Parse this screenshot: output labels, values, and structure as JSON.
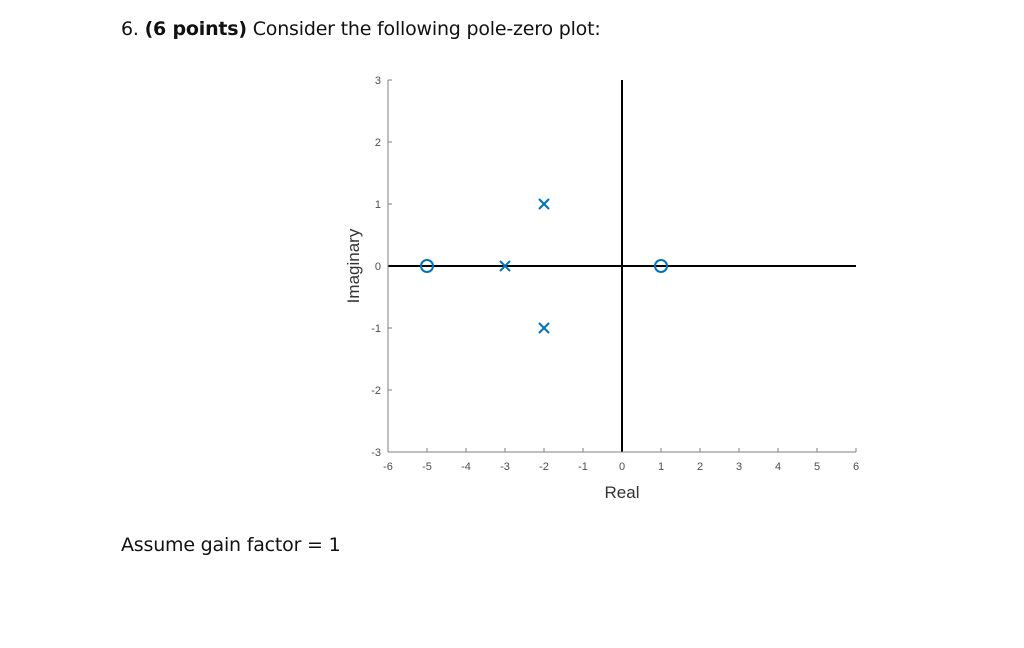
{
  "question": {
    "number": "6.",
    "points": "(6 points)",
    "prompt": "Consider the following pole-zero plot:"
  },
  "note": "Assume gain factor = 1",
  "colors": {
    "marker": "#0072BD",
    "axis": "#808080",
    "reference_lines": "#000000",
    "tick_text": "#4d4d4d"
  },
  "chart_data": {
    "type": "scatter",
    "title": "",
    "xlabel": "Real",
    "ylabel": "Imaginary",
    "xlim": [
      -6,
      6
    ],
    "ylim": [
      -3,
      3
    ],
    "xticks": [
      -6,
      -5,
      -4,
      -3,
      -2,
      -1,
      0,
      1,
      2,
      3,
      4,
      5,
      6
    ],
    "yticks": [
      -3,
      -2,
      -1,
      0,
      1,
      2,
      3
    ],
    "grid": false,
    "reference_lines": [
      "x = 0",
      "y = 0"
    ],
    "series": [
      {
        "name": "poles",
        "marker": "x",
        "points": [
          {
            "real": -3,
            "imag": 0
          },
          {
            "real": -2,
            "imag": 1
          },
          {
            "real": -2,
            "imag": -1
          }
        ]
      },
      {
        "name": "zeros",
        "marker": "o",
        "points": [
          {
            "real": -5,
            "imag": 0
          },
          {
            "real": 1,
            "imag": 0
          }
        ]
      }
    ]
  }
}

Task to complete:
Make an exact copy of all entries above, dropping the images.

The result:
Parse this screenshot: output labels, values, and structure as JSON.
{
  "question": {
    "number": "6.",
    "points": "(6 points)",
    "prompt": "Consider the following pole-zero plot:"
  },
  "note": "Assume gain factor = 1",
  "colors": {
    "marker": "#0072BD",
    "axis": "#808080",
    "reference_lines": "#000000",
    "tick_text": "#4d4d4d"
  },
  "chart_data": {
    "type": "scatter",
    "title": "",
    "xlabel": "Real",
    "ylabel": "Imaginary",
    "xlim": [
      -6,
      6
    ],
    "ylim": [
      -3,
      3
    ],
    "xticks": [
      -6,
      -5,
      -4,
      -3,
      -2,
      -1,
      0,
      1,
      2,
      3,
      4,
      5,
      6
    ],
    "yticks": [
      -3,
      -2,
      -1,
      0,
      1,
      2,
      3
    ],
    "grid": false,
    "reference_lines": [
      "x = 0",
      "y = 0"
    ],
    "series": [
      {
        "name": "poles",
        "marker": "x",
        "points": [
          {
            "real": -3,
            "imag": 0
          },
          {
            "real": -2,
            "imag": 1
          },
          {
            "real": -2,
            "imag": -1
          }
        ]
      },
      {
        "name": "zeros",
        "marker": "o",
        "points": [
          {
            "real": -5,
            "imag": 0
          },
          {
            "real": 1,
            "imag": 0
          }
        ]
      }
    ]
  }
}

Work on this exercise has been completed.